Figure collection entries
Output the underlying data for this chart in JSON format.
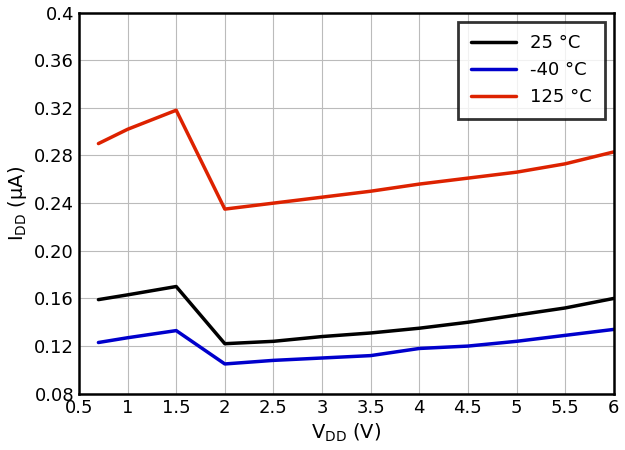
{
  "xlabel": "V$_\\mathregular{DD}$ (V)",
  "ylabel": "I$_\\mathregular{DD}$ (μA)",
  "xlim": [
    0.5,
    6.0
  ],
  "ylim": [
    0.08,
    0.4
  ],
  "xticks": [
    0.5,
    1.0,
    1.5,
    2.0,
    2.5,
    3.0,
    3.5,
    4.0,
    4.5,
    5.0,
    5.5,
    6.0
  ],
  "yticks": [
    0.08,
    0.12,
    0.16,
    0.2,
    0.24,
    0.28,
    0.32,
    0.36,
    0.4
  ],
  "xtick_labels": [
    "0.5",
    "1",
    "1.5",
    "2",
    "2.5",
    "3",
    "3.5",
    "4",
    "4.5",
    "5",
    "5.5",
    "6"
  ],
  "ytick_labels": [
    "0.08",
    "0.12",
    "0.16",
    "0.20",
    "0.24",
    "0.28",
    "0.32",
    "0.36",
    "0.4"
  ],
  "series": [
    {
      "label": "25 °C",
      "color": "#000000",
      "linewidth": 2.5,
      "x": [
        0.7,
        1.0,
        1.5,
        2.0,
        2.5,
        3.0,
        3.5,
        4.0,
        4.5,
        5.0,
        5.5,
        6.0
      ],
      "y": [
        0.159,
        0.163,
        0.17,
        0.122,
        0.124,
        0.128,
        0.131,
        0.135,
        0.14,
        0.146,
        0.152,
        0.16
      ]
    },
    {
      "label": "-40 °C",
      "color": "#0000cc",
      "linewidth": 2.5,
      "x": [
        0.7,
        1.0,
        1.5,
        2.0,
        2.5,
        3.0,
        3.5,
        4.0,
        4.5,
        5.0,
        5.5,
        6.0
      ],
      "y": [
        0.123,
        0.127,
        0.133,
        0.105,
        0.108,
        0.11,
        0.112,
        0.118,
        0.12,
        0.124,
        0.129,
        0.134
      ]
    },
    {
      "label": "125 °C",
      "color": "#dd2200",
      "linewidth": 2.5,
      "x": [
        0.7,
        1.0,
        1.5,
        2.0,
        2.5,
        3.0,
        3.5,
        4.0,
        4.5,
        5.0,
        5.5,
        6.0
      ],
      "y": [
        0.29,
        0.302,
        0.318,
        0.235,
        0.24,
        0.245,
        0.25,
        0.256,
        0.261,
        0.266,
        0.273,
        0.283
      ]
    }
  ],
  "legend_loc": "upper right",
  "grid_color": "#bbbbbb",
  "background_color": "#ffffff",
  "figure_background": "#ffffff",
  "tick_fontsize": 13,
  "label_fontsize": 14,
  "legend_fontsize": 13
}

[STATED GOAL]: Filter the entries and copy out every line with the word "ffffff".

[RESULT OF THIS EXERCISE]:
  "background_color": "#ffffff",
  "figure_background": "#ffffff",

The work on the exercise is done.